Emit the entire listing verbatim.

** start of Data in this exercise **

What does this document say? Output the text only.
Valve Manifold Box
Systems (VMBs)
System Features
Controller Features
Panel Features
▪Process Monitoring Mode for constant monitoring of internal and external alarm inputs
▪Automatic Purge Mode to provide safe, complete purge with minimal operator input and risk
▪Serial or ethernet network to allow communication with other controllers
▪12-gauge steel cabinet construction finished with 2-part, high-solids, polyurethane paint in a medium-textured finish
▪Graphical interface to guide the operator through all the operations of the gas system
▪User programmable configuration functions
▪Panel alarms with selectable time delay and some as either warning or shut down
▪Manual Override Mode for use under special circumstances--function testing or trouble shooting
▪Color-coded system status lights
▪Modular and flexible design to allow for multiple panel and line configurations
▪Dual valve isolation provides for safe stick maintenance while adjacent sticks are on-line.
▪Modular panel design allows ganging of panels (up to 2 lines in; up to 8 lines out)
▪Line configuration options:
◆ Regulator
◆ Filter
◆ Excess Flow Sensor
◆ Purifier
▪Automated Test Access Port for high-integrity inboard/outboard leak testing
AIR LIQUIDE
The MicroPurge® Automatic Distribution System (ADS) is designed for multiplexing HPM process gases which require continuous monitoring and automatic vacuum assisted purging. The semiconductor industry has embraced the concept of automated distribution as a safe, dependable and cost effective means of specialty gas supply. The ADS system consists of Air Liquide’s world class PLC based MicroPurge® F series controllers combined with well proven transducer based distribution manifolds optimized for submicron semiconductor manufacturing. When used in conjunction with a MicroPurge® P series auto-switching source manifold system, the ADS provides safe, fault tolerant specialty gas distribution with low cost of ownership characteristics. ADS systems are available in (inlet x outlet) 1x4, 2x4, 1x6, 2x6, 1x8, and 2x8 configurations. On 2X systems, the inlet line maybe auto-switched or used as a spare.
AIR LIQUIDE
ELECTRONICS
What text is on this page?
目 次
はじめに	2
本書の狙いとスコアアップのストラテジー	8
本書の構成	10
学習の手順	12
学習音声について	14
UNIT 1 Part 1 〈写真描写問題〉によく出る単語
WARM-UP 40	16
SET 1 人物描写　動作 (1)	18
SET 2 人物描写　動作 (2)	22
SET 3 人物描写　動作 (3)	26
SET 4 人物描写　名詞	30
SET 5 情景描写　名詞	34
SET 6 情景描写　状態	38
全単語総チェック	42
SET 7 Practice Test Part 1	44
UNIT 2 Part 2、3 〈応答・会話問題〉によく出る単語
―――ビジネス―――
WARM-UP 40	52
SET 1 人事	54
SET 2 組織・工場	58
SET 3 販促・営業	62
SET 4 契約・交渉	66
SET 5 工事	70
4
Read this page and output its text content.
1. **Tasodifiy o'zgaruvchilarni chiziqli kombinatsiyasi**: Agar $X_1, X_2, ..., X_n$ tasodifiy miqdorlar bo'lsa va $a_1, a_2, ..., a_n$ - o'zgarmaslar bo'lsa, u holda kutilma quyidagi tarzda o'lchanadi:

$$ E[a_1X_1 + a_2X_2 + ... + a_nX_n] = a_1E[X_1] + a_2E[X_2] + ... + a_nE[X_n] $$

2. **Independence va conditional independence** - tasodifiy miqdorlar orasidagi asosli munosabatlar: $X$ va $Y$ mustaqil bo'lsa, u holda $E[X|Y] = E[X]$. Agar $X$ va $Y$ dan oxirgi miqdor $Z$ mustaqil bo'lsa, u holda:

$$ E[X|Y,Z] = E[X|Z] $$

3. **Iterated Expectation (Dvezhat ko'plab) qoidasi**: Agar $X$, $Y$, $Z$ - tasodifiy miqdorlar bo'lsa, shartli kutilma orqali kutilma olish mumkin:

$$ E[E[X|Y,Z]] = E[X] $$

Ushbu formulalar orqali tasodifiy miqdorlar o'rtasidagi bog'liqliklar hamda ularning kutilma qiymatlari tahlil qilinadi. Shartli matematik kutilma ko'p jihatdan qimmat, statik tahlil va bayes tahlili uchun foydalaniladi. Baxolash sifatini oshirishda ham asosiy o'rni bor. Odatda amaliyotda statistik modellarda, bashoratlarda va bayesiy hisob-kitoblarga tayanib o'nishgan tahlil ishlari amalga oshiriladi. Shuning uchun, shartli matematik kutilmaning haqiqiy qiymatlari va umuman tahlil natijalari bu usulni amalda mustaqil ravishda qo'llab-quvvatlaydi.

** end of Data in this exercise **

▶ **Output below**:
What does this document say? Output the text only.
Valve Manifold Box
Systems (VMBs)
System Features
Controller Features
Panel Features
▪Process Monitoring Mode for constant monitoring of internal and external alarm inputs
▪Automatic Purge Mode to provide safe, complete purge with minimal operator input and risk
▪Serial or ethernet network to allow communication with other controllers
▪12-gauge steel cabinet construction finished with 2-part, high-solids, polyurethane paint in a medium-textured finish
▪Graphical interface to guide the operator through all the operations of the gas system
▪User programmable configuration functions
▪Panel alarms with selectable time delay and some as either warning or shut down
▪Manual Override Mode for use under special circumstances--function testing or trouble shooting
▪Color-coded system status lights
▪Modular and flexible design to allow for multiple panel and line configurations
▪Dual valve isolation provides for safe stick maintenance while adjacent sticks are on-line.
▪Modular panel design allows ganging of panels (up to 2 lines in; up to 8 lines out)
▪Line configuration options:
◆ Regulator
◆ Filter
◆ Excess Flow Sensor
◆ Purifier
▪Automated Test Access Port for high-integrity inboard/outboard leak testing
AIR LIQUIDE
The MicroPurge® Automatic Distribution System (ADS) is designed for multiplexing HPM process gases which require continuous monitoring and automatic vacuum assisted purging. The semiconductor industry has embraced the concept of automated distribution as a safe, dependable and cost effective means of specialty gas supply. The ADS system consists of Air Liquide’s world class PLC based MicroPurge® F series controllers combined with well proven transducer based distribution manifolds optimized for submicron semiconductor manufacturing. When used in conjunction with a MicroPurge® P series auto-switching source manifold system, the ADS provides safe, fault tolerant specialty gas distribution with low cost of ownership characteristics. ADS systems are available in (inlet x outlet) 1x4, 2x4, 1x6, 2x6, 1x8, and 2x8 configurations. On 2X systems, the inlet line maybe auto-switched or used as a spare.
AIR LIQUIDE
ELECTRONICS
What text is on this page?
目 次
はじめに	2
本書の狙いとスコアアップのストラテジー	8
本書の構成	10
学習の手順	12
学習音声について	14
UNIT 1 Part 1 〈写真描写問題〉によく出る単語
WARM-UP 40	16
SET 1 人物描写　動作 (1)	18
SET 2 人物描写　動作 (2)	22
SET 3 人物描写　動作 (3)	26
SET 4 人物描写　名詞	30
SET 5 情景描写　名詞	34
SET 6 情景描写　状態	38
全単語総チェック	42
SET 7 Practice Test Part 1	44
UNIT 2 Part 2、3 〈応答・会話問題〉によく出る単語
―――ビジネス―――
WARM-UP 40	52
SET 1 人事	54
SET 2 組織・工場	58
SET 3 販促・営業	62
SET 4 契約・交渉	66
SET 5 工事	70
4
Read this page and output its text content.
1. **Tasodifiy o'zgaruvchilarni chiziqli kombinatsiyasi**: Agar $X_1, X_2, ..., X_n$ tasodifiy miqdorlar bo'lsa va $a_1, a_2, ..., a_n$ - o'zgarmaslar bo'lsa, u holda kutilma quyidagi tarzda o'lchanadi:

$$ E[a_1X_1 + a_2X_2 + ... + a_nX_n] = a_1E[X_1] + a_2E[X_2] + ... + a_nE[X_n] $$

2. **Independence va conditional independence** - tasodifiy miqdorlar orasidagi asosli munosabatlar: $X$ va $Y$ mustaqil bo'lsa, u holda $E[X|Y] = E[X]$. Agar $X$ va $Y$ dan oxirgi miqdor $Z$ mustaqil bo'lsa, u holda:

$$ E[X|Y,Z] = E[X|Z] $$

3. **Iterated Expectation (Dvezhat ko'plab) qoidasi**: Agar $X$, $Y$, $Z$ - tasodifiy miqdorlar bo'lsa, shartli kutilma orqali kutilma olish mumkin:

$$ E[E[X|Y,Z]] = E[X] $$

Ushbu formulalar orqali tasodifiy miqdorlar o'rtasidagi bog'liqliklar hamda ularning kutilma qiymatlari tahlil qilinadi. Shartli matematik kutilma ko'p jihatdan qimmat, statik tahlil va bayes tahlili uchun foydalaniladi. Baxolash sifatini oshirishda ham asosiy o'rni bor. Odatda amaliyotda statistik modellarda, bashoratlarda va bayesiy hisob-kitoblarga tayanib o'nishgan tahlil ishlari amalga oshiriladi. Shuning uchun, shartli matematik kutilmaning haqiqiy qiymatlari va umuman tahlil natijalari bu usulni amalda mustaqil ravishda qo'llab-quvvatlaydi.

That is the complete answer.